**Task item**
Repeat all entries word for word; skip images.

**Extracted information**
=======

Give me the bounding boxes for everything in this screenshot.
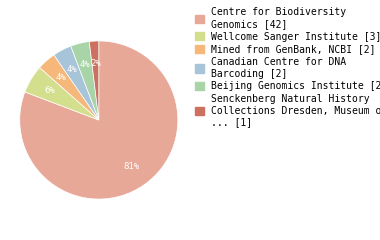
Text: 6%: 6%	[45, 86, 55, 95]
Wedge shape	[20, 41, 178, 199]
Text: 4%: 4%	[56, 73, 66, 82]
Wedge shape	[89, 41, 99, 120]
Text: 4%: 4%	[80, 60, 90, 69]
Wedge shape	[40, 55, 99, 120]
Text: 81%: 81%	[123, 162, 139, 171]
Text: 4%: 4%	[67, 65, 78, 74]
Text: 2%: 2%	[90, 59, 101, 68]
Wedge shape	[54, 46, 99, 120]
Wedge shape	[25, 68, 99, 120]
Legend: Centre for Biodiversity
Genomics [42], Wellcome Sanger Institute [3], Mined from: Centre for Biodiversity Genomics [42], W…	[195, 7, 380, 127]
Wedge shape	[71, 42, 99, 120]
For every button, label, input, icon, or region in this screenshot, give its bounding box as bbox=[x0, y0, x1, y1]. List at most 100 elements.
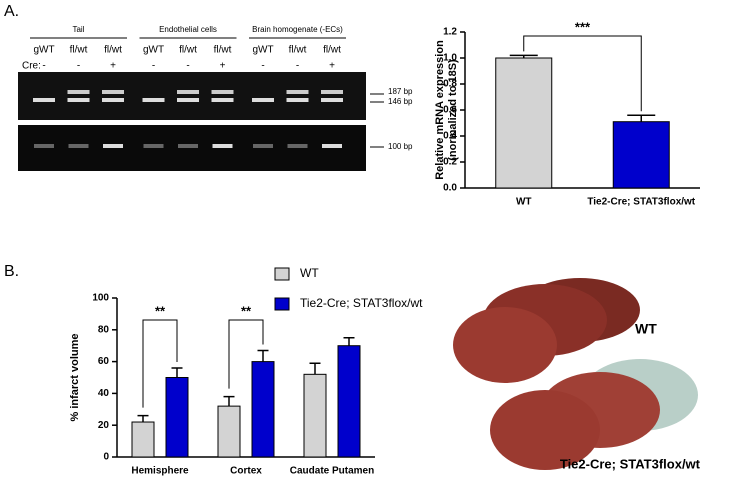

=======

**Exercise output**
Give me the bounding boxes for everything in this screenshot.
Text: 6%: 6%	[45, 86, 55, 95]
Wedge shape	[20, 41, 178, 199]
Text: 4%: 4%	[56, 73, 66, 82]
Wedge shape	[89, 41, 99, 120]
Text: 4%: 4%	[80, 60, 90, 69]
Wedge shape	[40, 55, 99, 120]
Text: 81%: 81%	[123, 162, 139, 171]
Text: 4%: 4%	[67, 65, 78, 74]
Text: 2%: 2%	[90, 59, 101, 68]
Wedge shape	[54, 46, 99, 120]
Wedge shape	[25, 68, 99, 120]
Legend: Centre for Biodiversity
Genomics [42], Wellcome Sanger Institute [3], Mined from: Centre for Biodiversity Genomics [42], W…	[195, 7, 380, 127]
Wedge shape	[71, 42, 99, 120]
For every button, label, input, icon, or region in this screenshot, give its bounding box as bbox=[x0, y0, x1, y1]. List at most 100 elements.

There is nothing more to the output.